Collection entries
= = = = =

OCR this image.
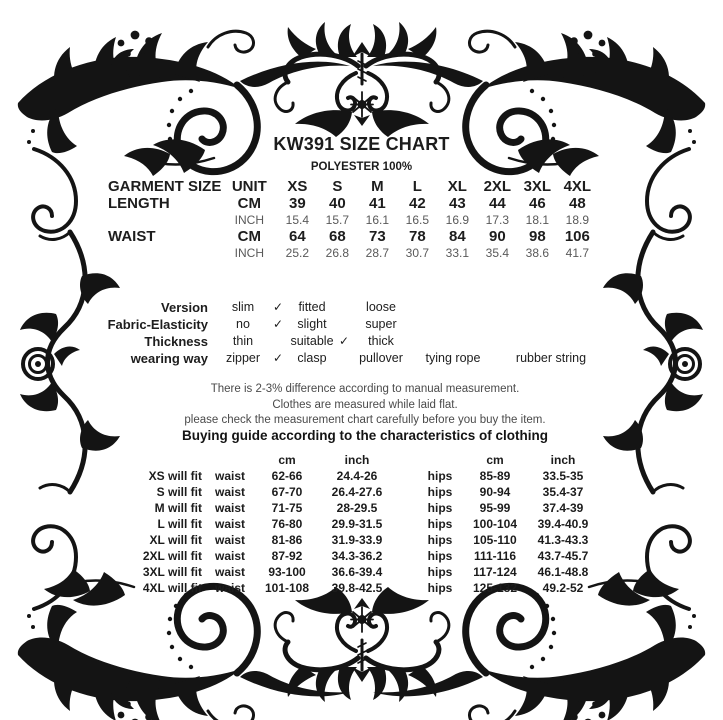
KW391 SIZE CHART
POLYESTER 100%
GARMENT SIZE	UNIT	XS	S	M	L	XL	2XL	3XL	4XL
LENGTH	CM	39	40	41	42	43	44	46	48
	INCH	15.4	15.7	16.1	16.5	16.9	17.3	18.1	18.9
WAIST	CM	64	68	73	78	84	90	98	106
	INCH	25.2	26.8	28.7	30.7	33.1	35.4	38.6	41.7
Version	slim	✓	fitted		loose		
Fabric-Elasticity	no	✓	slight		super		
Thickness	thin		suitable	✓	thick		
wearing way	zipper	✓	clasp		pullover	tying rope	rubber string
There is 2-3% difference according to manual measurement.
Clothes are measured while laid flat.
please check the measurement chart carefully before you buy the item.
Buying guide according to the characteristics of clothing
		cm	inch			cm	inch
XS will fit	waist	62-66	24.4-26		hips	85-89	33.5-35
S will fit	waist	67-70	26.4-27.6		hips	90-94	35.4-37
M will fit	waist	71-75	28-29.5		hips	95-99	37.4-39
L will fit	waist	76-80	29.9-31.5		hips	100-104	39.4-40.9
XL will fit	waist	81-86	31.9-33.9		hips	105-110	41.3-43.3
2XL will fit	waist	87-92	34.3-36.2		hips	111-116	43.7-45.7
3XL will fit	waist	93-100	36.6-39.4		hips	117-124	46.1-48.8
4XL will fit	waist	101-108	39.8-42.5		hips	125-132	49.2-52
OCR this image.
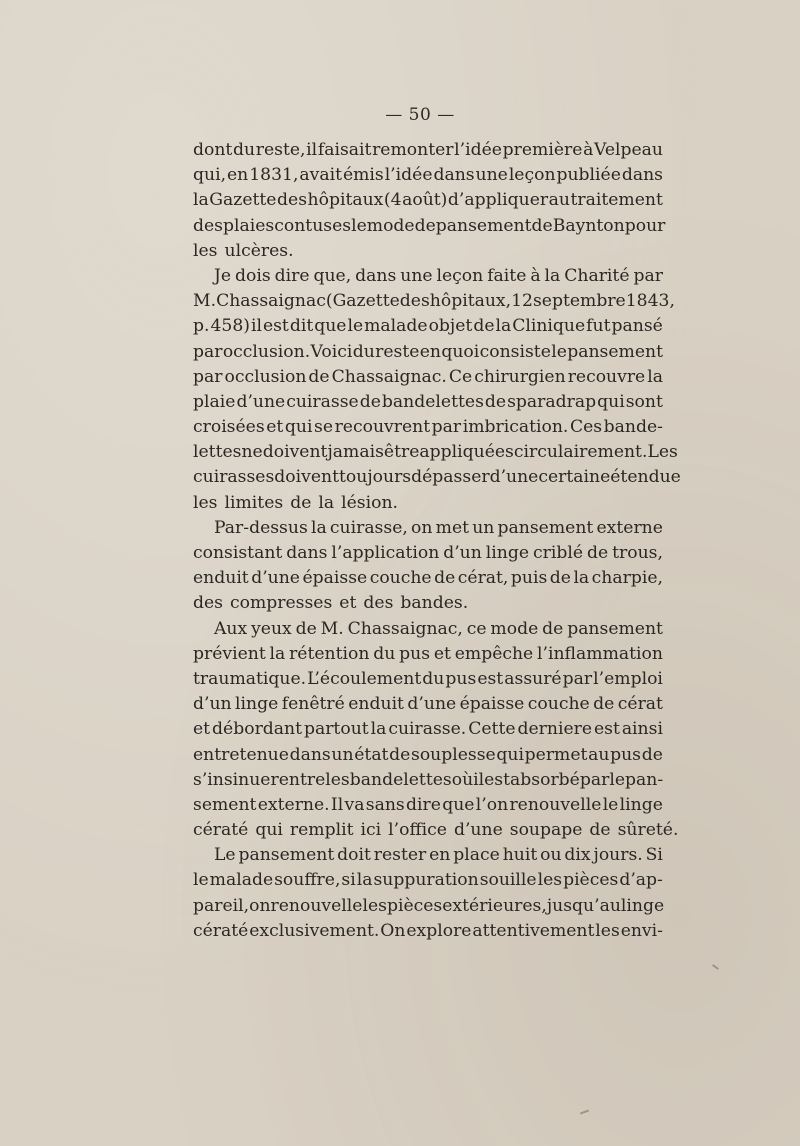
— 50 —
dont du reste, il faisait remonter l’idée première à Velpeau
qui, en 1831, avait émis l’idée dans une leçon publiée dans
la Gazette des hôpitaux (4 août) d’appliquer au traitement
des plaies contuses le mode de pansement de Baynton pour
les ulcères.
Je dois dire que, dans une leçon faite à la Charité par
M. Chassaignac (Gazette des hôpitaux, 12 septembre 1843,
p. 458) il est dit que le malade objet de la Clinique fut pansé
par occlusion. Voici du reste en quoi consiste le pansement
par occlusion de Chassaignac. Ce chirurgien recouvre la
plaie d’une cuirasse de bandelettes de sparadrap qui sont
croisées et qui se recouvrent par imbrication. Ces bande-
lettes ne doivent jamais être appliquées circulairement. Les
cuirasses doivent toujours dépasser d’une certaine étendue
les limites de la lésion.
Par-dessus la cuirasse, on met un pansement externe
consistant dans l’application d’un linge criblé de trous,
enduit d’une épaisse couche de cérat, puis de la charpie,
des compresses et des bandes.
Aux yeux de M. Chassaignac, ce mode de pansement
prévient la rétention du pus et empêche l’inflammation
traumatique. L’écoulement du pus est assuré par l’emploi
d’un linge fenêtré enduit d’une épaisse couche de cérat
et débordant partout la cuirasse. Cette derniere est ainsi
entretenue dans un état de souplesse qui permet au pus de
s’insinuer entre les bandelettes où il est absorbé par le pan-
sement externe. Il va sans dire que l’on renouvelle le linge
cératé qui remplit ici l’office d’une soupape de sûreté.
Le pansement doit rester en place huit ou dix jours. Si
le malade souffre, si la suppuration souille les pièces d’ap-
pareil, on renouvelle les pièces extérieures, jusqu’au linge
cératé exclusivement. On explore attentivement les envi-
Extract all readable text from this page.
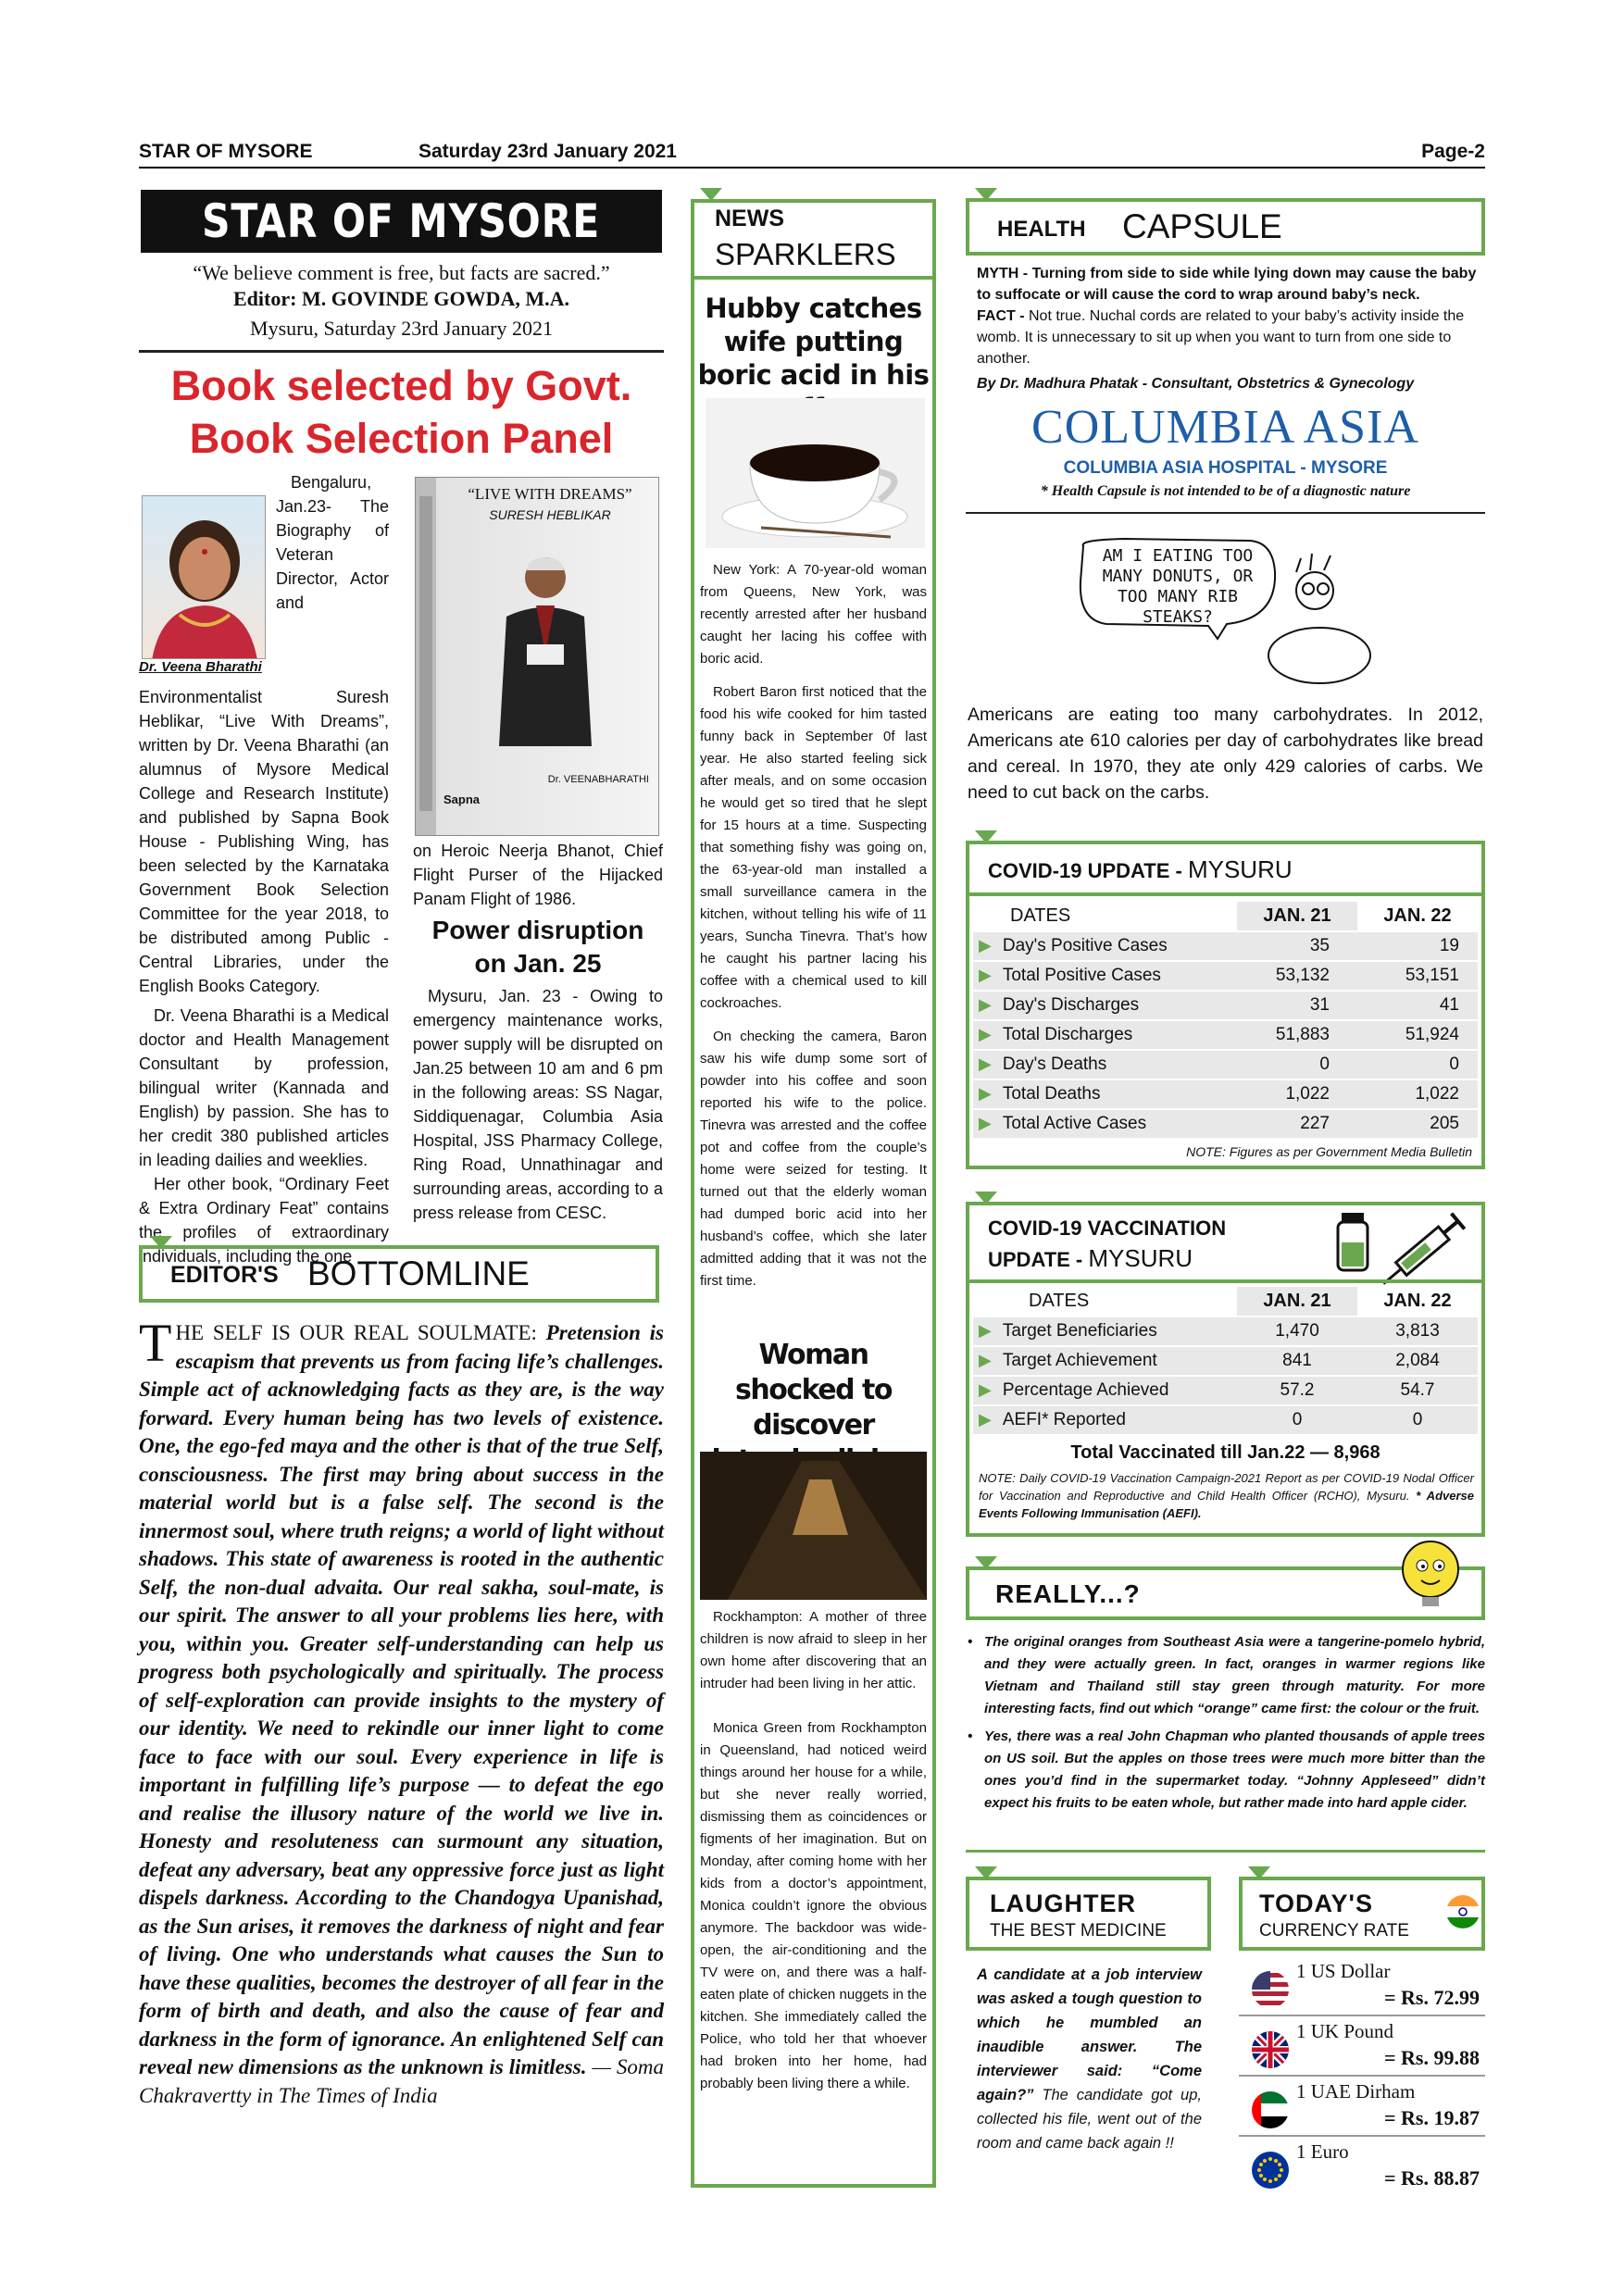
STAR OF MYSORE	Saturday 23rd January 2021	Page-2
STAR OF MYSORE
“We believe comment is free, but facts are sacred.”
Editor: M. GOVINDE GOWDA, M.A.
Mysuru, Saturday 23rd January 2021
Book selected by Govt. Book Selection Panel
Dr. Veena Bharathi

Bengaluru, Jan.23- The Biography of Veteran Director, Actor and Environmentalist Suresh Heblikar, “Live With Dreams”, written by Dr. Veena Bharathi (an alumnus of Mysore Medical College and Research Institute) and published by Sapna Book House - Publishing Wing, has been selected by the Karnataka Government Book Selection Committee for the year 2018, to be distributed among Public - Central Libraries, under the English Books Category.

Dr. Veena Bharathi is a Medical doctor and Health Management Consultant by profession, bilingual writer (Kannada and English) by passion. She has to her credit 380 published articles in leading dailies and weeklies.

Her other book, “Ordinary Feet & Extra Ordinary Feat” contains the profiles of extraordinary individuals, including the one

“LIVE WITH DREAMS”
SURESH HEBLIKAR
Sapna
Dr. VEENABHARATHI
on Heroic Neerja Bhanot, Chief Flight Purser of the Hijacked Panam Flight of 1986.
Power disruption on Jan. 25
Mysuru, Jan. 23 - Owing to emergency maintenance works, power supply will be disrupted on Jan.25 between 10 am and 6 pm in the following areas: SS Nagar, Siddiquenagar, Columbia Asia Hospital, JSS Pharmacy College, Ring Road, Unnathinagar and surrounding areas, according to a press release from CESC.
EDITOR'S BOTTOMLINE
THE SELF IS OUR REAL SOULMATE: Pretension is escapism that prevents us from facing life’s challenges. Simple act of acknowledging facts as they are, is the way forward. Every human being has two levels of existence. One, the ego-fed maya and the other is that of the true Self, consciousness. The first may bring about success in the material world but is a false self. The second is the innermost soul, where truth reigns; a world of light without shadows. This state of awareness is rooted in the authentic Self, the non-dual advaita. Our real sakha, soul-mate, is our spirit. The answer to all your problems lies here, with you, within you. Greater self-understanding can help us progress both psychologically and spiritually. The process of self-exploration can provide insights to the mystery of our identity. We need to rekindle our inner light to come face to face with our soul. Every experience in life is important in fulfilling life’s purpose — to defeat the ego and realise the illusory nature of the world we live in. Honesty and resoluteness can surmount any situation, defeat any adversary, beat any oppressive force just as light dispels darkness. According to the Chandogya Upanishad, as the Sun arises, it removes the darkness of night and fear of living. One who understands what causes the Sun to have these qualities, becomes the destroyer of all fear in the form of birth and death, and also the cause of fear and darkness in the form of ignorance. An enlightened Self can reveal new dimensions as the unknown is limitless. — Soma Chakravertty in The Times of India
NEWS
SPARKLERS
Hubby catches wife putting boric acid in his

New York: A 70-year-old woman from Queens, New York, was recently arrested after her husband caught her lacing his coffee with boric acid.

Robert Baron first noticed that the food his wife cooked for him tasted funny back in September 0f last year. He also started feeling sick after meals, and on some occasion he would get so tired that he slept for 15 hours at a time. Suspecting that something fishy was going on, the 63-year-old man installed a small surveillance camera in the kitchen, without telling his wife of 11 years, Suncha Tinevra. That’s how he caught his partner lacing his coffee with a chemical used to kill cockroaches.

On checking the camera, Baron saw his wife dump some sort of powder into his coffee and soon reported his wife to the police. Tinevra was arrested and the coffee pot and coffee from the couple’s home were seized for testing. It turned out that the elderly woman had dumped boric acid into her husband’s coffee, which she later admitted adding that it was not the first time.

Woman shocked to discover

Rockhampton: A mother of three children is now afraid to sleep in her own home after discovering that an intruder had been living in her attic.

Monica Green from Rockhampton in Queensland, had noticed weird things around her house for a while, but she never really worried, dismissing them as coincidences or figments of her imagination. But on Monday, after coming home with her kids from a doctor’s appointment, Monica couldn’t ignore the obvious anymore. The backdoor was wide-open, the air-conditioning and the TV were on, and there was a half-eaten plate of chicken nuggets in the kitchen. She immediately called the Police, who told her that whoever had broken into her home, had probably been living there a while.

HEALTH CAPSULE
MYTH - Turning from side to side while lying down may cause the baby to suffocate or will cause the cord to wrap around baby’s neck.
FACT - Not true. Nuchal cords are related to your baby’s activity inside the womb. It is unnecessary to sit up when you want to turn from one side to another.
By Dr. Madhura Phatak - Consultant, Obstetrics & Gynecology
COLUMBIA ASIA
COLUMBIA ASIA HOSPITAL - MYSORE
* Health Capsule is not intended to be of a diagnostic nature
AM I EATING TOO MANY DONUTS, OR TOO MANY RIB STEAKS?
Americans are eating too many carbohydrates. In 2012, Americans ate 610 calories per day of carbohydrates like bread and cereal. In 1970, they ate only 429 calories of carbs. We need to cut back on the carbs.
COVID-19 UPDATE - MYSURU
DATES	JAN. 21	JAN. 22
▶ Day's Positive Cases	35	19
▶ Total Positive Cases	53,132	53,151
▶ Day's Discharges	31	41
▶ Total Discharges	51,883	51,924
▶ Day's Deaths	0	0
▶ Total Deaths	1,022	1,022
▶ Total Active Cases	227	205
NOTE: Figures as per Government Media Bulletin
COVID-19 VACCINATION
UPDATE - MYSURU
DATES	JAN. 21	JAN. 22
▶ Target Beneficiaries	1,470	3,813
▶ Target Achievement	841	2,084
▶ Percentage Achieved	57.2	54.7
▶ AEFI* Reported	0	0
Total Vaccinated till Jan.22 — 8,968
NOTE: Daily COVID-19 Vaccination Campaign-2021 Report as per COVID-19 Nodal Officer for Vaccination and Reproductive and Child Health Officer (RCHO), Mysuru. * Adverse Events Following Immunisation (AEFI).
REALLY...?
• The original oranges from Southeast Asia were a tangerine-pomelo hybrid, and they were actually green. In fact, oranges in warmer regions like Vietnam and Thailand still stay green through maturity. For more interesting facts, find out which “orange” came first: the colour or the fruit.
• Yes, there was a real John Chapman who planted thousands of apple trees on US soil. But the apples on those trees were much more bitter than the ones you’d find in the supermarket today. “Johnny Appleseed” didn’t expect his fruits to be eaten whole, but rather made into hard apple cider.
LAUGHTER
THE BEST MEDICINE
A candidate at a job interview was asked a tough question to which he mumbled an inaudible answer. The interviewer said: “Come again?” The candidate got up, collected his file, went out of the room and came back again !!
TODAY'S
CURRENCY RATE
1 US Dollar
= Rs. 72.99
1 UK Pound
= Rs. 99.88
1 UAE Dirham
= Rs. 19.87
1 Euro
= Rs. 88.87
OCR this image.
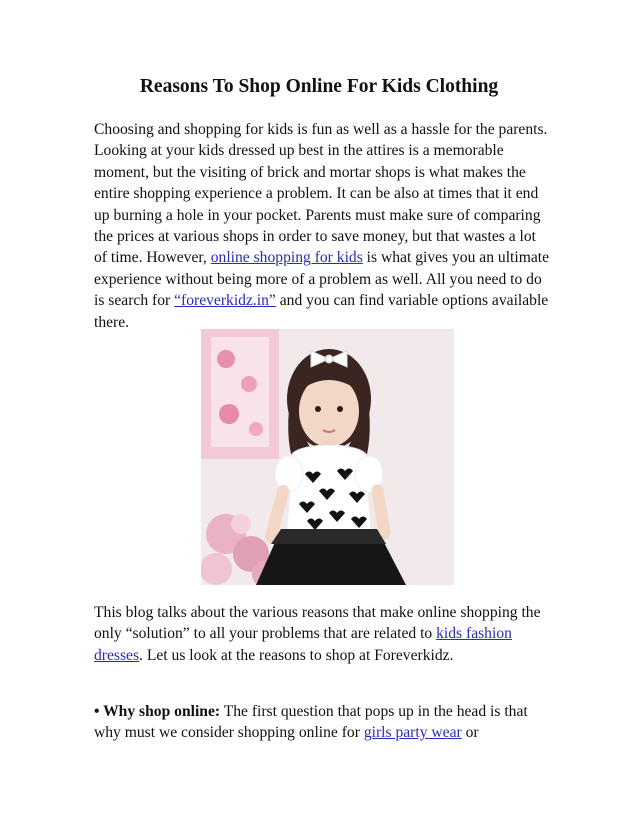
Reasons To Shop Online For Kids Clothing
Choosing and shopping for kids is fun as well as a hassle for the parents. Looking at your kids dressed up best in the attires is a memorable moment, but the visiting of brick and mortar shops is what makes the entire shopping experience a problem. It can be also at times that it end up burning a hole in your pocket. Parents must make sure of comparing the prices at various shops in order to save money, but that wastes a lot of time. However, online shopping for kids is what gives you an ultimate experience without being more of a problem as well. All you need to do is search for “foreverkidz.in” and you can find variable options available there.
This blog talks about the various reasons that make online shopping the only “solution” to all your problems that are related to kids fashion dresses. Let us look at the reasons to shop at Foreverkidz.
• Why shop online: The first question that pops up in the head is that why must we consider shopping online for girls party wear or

= = = = =

### Given task
Read the data above and pull out each line that holds the string "Government".

### Result for this exercise
Bengaluru, Jan.23- The Biography of Veteran Director, Actor and Environmentalist Suresh Heblikar, “Live With Dreams”, written by Dr. Veena Bharathi (an alumnus of Mysore Medical College and Research Institute) and published by Sapna Book House - Publishing Wing, has been selected by the Karnataka Government Book Selection Committee for the year 2018, to be distributed among Public - Central Libraries, under the English Books Category.
NOTE: Figures as per Government Media Bulletin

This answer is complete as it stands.